** WORK TO BE COMPLETED **
Take every line from the material that has the word "return" in it.

** Dataset entries on figures **

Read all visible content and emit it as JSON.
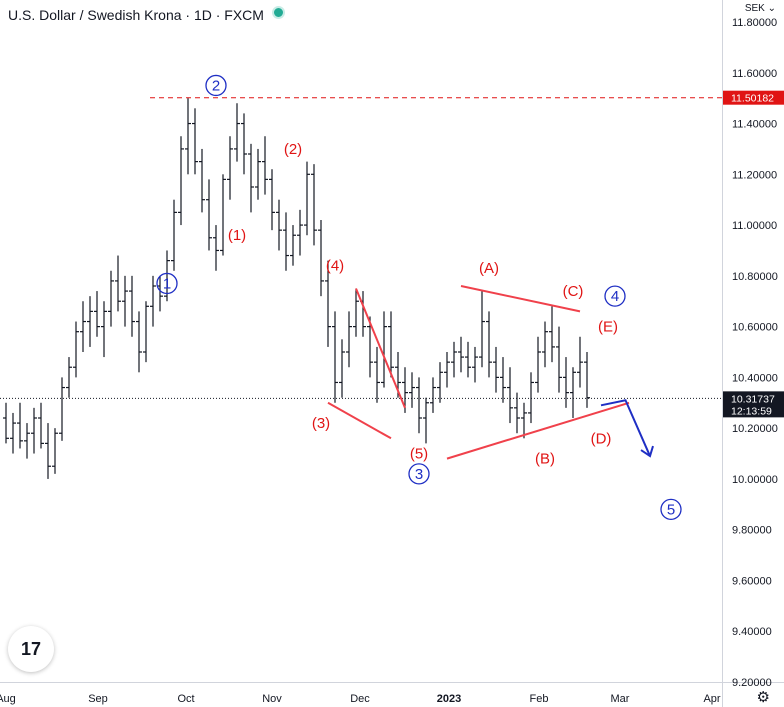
{
  "header": {
    "title": "U.S. Dollar / Swedish Krona · 1D · FXCM",
    "currency": "SEK ⌄"
  },
  "logo": {
    "text": "17"
  },
  "chart_data": {
    "type": "ohlc",
    "symbol": "USDSEK",
    "timeframe": "1D",
    "ylim": [
      9.2,
      11.8
    ],
    "y_ticks": [
      "11.80000",
      "11.60000",
      "11.40000",
      "11.20000",
      "11.00000",
      "10.80000",
      "10.60000",
      "10.40000",
      "10.20000",
      "10.00000",
      "9.80000",
      "9.60000",
      "9.40000",
      "9.20000"
    ],
    "x_ticks": [
      "Aug",
      "Sep",
      "Oct",
      "Nov",
      "Dec",
      "2023",
      "Feb",
      "Mar",
      "Apr"
    ],
    "last_price": "10.31737",
    "countdown": "12:13:59",
    "resistance_level": "11.50182",
    "bars": [
      [
        10.24,
        10.3,
        10.14,
        10.16
      ],
      [
        10.16,
        10.26,
        10.1,
        10.22
      ],
      [
        10.22,
        10.3,
        10.12,
        10.15
      ],
      [
        10.15,
        10.22,
        10.08,
        10.18
      ],
      [
        10.18,
        10.28,
        10.1,
        10.24
      ],
      [
        10.24,
        10.3,
        10.12,
        10.14
      ],
      [
        10.14,
        10.22,
        10.0,
        10.05
      ],
      [
        10.05,
        10.2,
        10.02,
        10.18
      ],
      [
        10.18,
        10.4,
        10.15,
        10.36
      ],
      [
        10.36,
        10.48,
        10.32,
        10.44
      ],
      [
        10.44,
        10.62,
        10.4,
        10.58
      ],
      [
        10.58,
        10.7,
        10.5,
        10.62
      ],
      [
        10.62,
        10.72,
        10.52,
        10.66
      ],
      [
        10.66,
        10.74,
        10.56,
        10.6
      ],
      [
        10.6,
        10.7,
        10.48,
        10.66
      ],
      [
        10.66,
        10.82,
        10.6,
        10.78
      ],
      [
        10.78,
        10.88,
        10.66,
        10.7
      ],
      [
        10.7,
        10.8,
        10.6,
        10.74
      ],
      [
        10.74,
        10.8,
        10.56,
        10.62
      ],
      [
        10.62,
        10.66,
        10.42,
        10.5
      ],
      [
        10.5,
        10.7,
        10.46,
        10.68
      ],
      [
        10.68,
        10.8,
        10.6,
        10.76
      ],
      [
        10.76,
        10.8,
        10.66,
        10.72
      ],
      [
        10.72,
        10.9,
        10.7,
        10.86
      ],
      [
        10.86,
        11.1,
        10.82,
        11.05
      ],
      [
        11.05,
        11.35,
        11.0,
        11.3
      ],
      [
        11.3,
        11.5,
        11.2,
        11.4
      ],
      [
        11.4,
        11.46,
        11.2,
        11.25
      ],
      [
        11.25,
        11.3,
        11.05,
        11.1
      ],
      [
        11.1,
        11.18,
        10.9,
        10.95
      ],
      [
        10.95,
        11.0,
        10.82,
        10.9
      ],
      [
        10.9,
        11.2,
        10.88,
        11.18
      ],
      [
        11.18,
        11.35,
        11.1,
        11.3
      ],
      [
        11.3,
        11.48,
        11.25,
        11.4
      ],
      [
        11.4,
        11.44,
        11.2,
        11.28
      ],
      [
        11.28,
        11.32,
        11.05,
        11.15
      ],
      [
        11.15,
        11.3,
        11.1,
        11.25
      ],
      [
        11.25,
        11.35,
        11.12,
        11.18
      ],
      [
        11.18,
        11.22,
        10.98,
        11.05
      ],
      [
        11.05,
        11.1,
        10.9,
        10.98
      ],
      [
        10.98,
        11.05,
        10.82,
        10.88
      ],
      [
        10.88,
        11.0,
        10.84,
        10.96
      ],
      [
        10.96,
        11.06,
        10.88,
        11.0
      ],
      [
        11.0,
        11.25,
        10.96,
        11.2
      ],
      [
        11.2,
        11.24,
        10.92,
        10.98
      ],
      [
        10.98,
        11.02,
        10.72,
        10.78
      ],
      [
        10.78,
        10.86,
        10.52,
        10.6
      ],
      [
        10.6,
        10.66,
        10.3,
        10.38
      ],
      [
        10.38,
        10.55,
        10.32,
        10.5
      ],
      [
        10.5,
        10.66,
        10.44,
        10.6
      ],
      [
        10.6,
        10.75,
        10.56,
        10.7
      ],
      [
        10.7,
        10.74,
        10.56,
        10.6
      ],
      [
        10.6,
        10.64,
        10.4,
        10.46
      ],
      [
        10.46,
        10.52,
        10.3,
        10.38
      ],
      [
        10.38,
        10.66,
        10.36,
        10.6
      ],
      [
        10.6,
        10.66,
        10.4,
        10.44
      ],
      [
        10.44,
        10.5,
        10.32,
        10.38
      ],
      [
        10.38,
        10.44,
        10.26,
        10.34
      ],
      [
        10.34,
        10.42,
        10.28,
        10.36
      ],
      [
        10.36,
        10.4,
        10.18,
        10.24
      ],
      [
        10.24,
        10.32,
        10.14,
        10.3
      ],
      [
        10.3,
        10.4,
        10.26,
        10.36
      ],
      [
        10.36,
        10.46,
        10.3,
        10.42
      ],
      [
        10.42,
        10.5,
        10.36,
        10.46
      ],
      [
        10.46,
        10.54,
        10.4,
        10.5
      ],
      [
        10.5,
        10.56,
        10.42,
        10.48
      ],
      [
        10.48,
        10.54,
        10.4,
        10.44
      ],
      [
        10.44,
        10.52,
        10.38,
        10.48
      ],
      [
        10.48,
        10.74,
        10.44,
        10.62
      ],
      [
        10.62,
        10.66,
        10.4,
        10.46
      ],
      [
        10.46,
        10.52,
        10.34,
        10.4
      ],
      [
        10.4,
        10.48,
        10.3,
        10.36
      ],
      [
        10.36,
        10.44,
        10.22,
        10.28
      ],
      [
        10.28,
        10.34,
        10.18,
        10.24
      ],
      [
        10.24,
        10.3,
        10.16,
        10.26
      ],
      [
        10.26,
        10.42,
        10.22,
        10.38
      ],
      [
        10.38,
        10.56,
        10.34,
        10.5
      ],
      [
        10.5,
        10.62,
        10.44,
        10.58
      ],
      [
        10.58,
        10.68,
        10.46,
        10.52
      ],
      [
        10.52,
        10.6,
        10.34,
        10.4
      ],
      [
        10.4,
        10.48,
        10.28,
        10.34
      ],
      [
        10.34,
        10.44,
        10.24,
        10.42
      ],
      [
        10.42,
        10.56,
        10.36,
        10.46
      ],
      [
        10.46,
        10.5,
        10.28,
        10.32
      ]
    ],
    "labels": [
      {
        "text": "2",
        "x_bar": 30,
        "price": 11.55,
        "color": "#1f2fc4",
        "circled": true
      },
      {
        "text": "1",
        "x_bar": 23,
        "price": 10.77,
        "color": "#1f2fc4",
        "circled": true
      },
      {
        "text": "3",
        "x_bar": 59,
        "price": 10.02,
        "color": "#1f2fc4",
        "circled": true
      },
      {
        "text": "4",
        "x_bar": 87,
        "price": 10.72,
        "color": "#1f2fc4",
        "circled": true
      },
      {
        "text": "5",
        "x_bar": 95,
        "price": 9.88,
        "color": "#1f2fc4",
        "circled": true
      },
      {
        "text": "(1)",
        "x_bar": 33,
        "price": 10.96,
        "color": "#e01414",
        "circled": false
      },
      {
        "text": "(2)",
        "x_bar": 41,
        "price": 11.3,
        "color": "#e01414",
        "circled": false
      },
      {
        "text": "(3)",
        "x_bar": 45,
        "price": 10.22,
        "color": "#e01414",
        "circled": false
      },
      {
        "text": "(4)",
        "x_bar": 47,
        "price": 10.84,
        "color": "#e01414",
        "circled": false
      },
      {
        "text": "(5)",
        "x_bar": 59,
        "price": 10.1,
        "color": "#e01414",
        "circled": false
      },
      {
        "text": "(A)",
        "x_bar": 69,
        "price": 10.83,
        "color": "#e01414",
        "circled": false
      },
      {
        "text": "(B)",
        "x_bar": 77,
        "price": 10.08,
        "color": "#e01414",
        "circled": false
      },
      {
        "text": "(C)",
        "x_bar": 81,
        "price": 10.74,
        "color": "#e01414",
        "circled": false
      },
      {
        "text": "(D)",
        "x_bar": 85,
        "price": 10.16,
        "color": "#e01414",
        "circled": false
      },
      {
        "text": "(E)",
        "x_bar": 86,
        "price": 10.6,
        "color": "#e01414",
        "circled": false
      }
    ]
  }
}
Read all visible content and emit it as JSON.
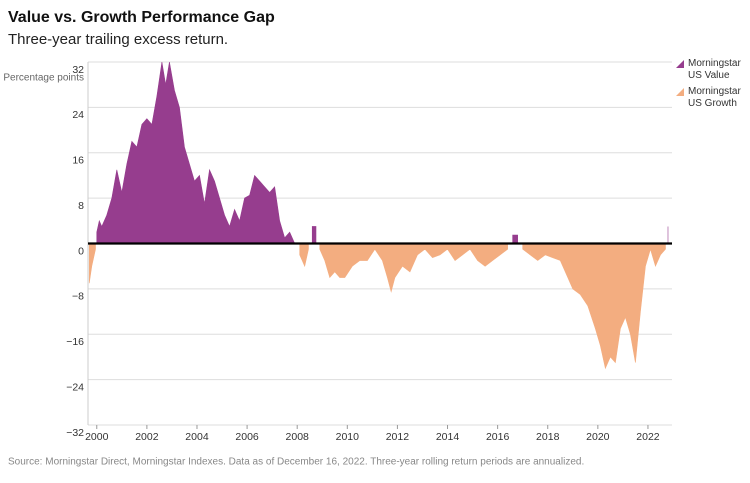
{
  "chart_data": {
    "type": "area",
    "title": "Value vs. Growth Performance Gap",
    "subtitle": "Three-year trailing excess return.",
    "y_label": "Percentage points",
    "source": "Source: Morningstar Direct, Morningstar Indexes. Data as of December 16, 2022. Three-year rolling return periods are annualized.",
    "x": [
      1999.7,
      1999.8,
      1999.95,
      2000.0,
      2000.1,
      2000.2,
      2000.4,
      2000.6,
      2000.8,
      2001.0,
      2001.2,
      2001.4,
      2001.6,
      2001.8,
      2002.0,
      2002.2,
      2002.4,
      2002.6,
      2002.75,
      2002.9,
      2003.1,
      2003.3,
      2003.5,
      2003.7,
      2003.9,
      2004.1,
      2004.3,
      2004.5,
      2004.7,
      2004.9,
      2005.1,
      2005.3,
      2005.5,
      2005.7,
      2005.9,
      2006.1,
      2006.3,
      2006.5,
      2006.7,
      2006.9,
      2007.1,
      2007.3,
      2007.5,
      2007.7,
      2007.9,
      2008.1,
      2008.3,
      2008.45,
      2008.6,
      2008.75,
      2008.9,
      2009.1,
      2009.3,
      2009.5,
      2009.7,
      2009.9,
      2010.2,
      2010.5,
      2010.8,
      2011.1,
      2011.4,
      2011.6,
      2011.75,
      2011.9,
      2012.2,
      2012.5,
      2012.8,
      2013.1,
      2013.4,
      2013.7,
      2014.0,
      2014.3,
      2014.6,
      2014.9,
      2015.2,
      2015.5,
      2015.8,
      2016.1,
      2016.4,
      2016.6,
      2016.8,
      2017.0,
      2017.3,
      2017.6,
      2017.9,
      2018.2,
      2018.5,
      2018.8,
      2019.0,
      2019.3,
      2019.6,
      2019.9,
      2020.1,
      2020.3,
      2020.5,
      2020.7,
      2020.9,
      2021.1,
      2021.3,
      2021.5,
      2021.7,
      2021.9,
      2022.1,
      2022.3,
      2022.5,
      2022.7,
      2022.8
    ],
    "series": [
      {
        "name": "Morningstar US Value",
        "color": "#963d8e",
        "values": [
          null,
          null,
          null,
          2,
          4,
          3,
          5,
          8,
          13,
          9,
          14,
          18,
          17,
          21,
          22,
          21,
          26,
          32,
          28,
          32,
          27,
          24,
          17,
          14,
          11,
          12,
          7,
          13,
          11,
          8,
          5,
          3,
          6,
          4,
          8,
          8.5,
          12,
          11,
          10,
          9,
          10,
          4,
          1,
          2,
          0,
          null,
          null,
          null,
          3,
          3,
          null,
          null,
          null,
          null,
          null,
          null,
          null,
          null,
          null,
          null,
          null,
          null,
          null,
          null,
          null,
          null,
          null,
          null,
          null,
          null,
          null,
          null,
          null,
          null,
          null,
          null,
          null,
          null,
          null,
          1.5,
          1.5,
          null,
          null,
          null,
          null,
          null,
          null,
          null,
          null,
          null,
          null,
          null,
          null,
          null,
          null,
          null,
          null,
          null,
          null,
          null,
          null,
          null,
          null,
          null,
          null,
          null,
          3
        ]
      },
      {
        "name": "Morningstar US Growth",
        "color": "#f3ad80",
        "values": [
          -7,
          -4,
          -1,
          null,
          null,
          null,
          null,
          null,
          null,
          null,
          null,
          null,
          null,
          null,
          null,
          null,
          null,
          null,
          null,
          null,
          null,
          null,
          null,
          null,
          null,
          null,
          null,
          null,
          null,
          null,
          null,
          null,
          null,
          null,
          null,
          null,
          null,
          null,
          null,
          null,
          null,
          null,
          null,
          null,
          null,
          -2,
          -4,
          -1,
          null,
          null,
          -1,
          -3,
          -6,
          -5,
          -6,
          -6,
          -4,
          -3,
          -3,
          -1,
          -3,
          -6,
          -8.5,
          -6,
          -4,
          -5,
          -2,
          -1,
          -2.5,
          -2,
          -1,
          -3,
          -2,
          -1,
          -3,
          -4,
          -3,
          -2,
          -1,
          null,
          null,
          -1,
          -2,
          -3,
          -2,
          -2.5,
          -3,
          -6,
          -8,
          -9,
          -11,
          -15,
          -18,
          -22,
          -20,
          -21,
          -15,
          -13,
          -16,
          -21,
          -12,
          -4,
          -1,
          -4,
          -2,
          -1,
          null
        ]
      }
    ],
    "xlim": [
      1999.65,
      2022.96
    ],
    "xticks": [
      2000,
      2002,
      2004,
      2006,
      2008,
      2010,
      2012,
      2014,
      2016,
      2018,
      2020,
      2022
    ],
    "ylim": [
      -32,
      32
    ],
    "yticks": [
      32,
      24,
      16,
      8,
      0,
      {
        "value": -8,
        "label": "−8"
      },
      {
        "value": -16,
        "label": "−16"
      },
      {
        "value": -24,
        "label": "−24"
      },
      {
        "value": -32,
        "label": "−32"
      }
    ],
    "grid": true
  }
}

** CORRECT RESPONSE **
    "subtitle": "Three-year trailing excess return.",
    "source": "Source: Morningstar Direct, Morningstar Indexes. Data as of December 16, 2022. Three-year rolling return periods are annualized.",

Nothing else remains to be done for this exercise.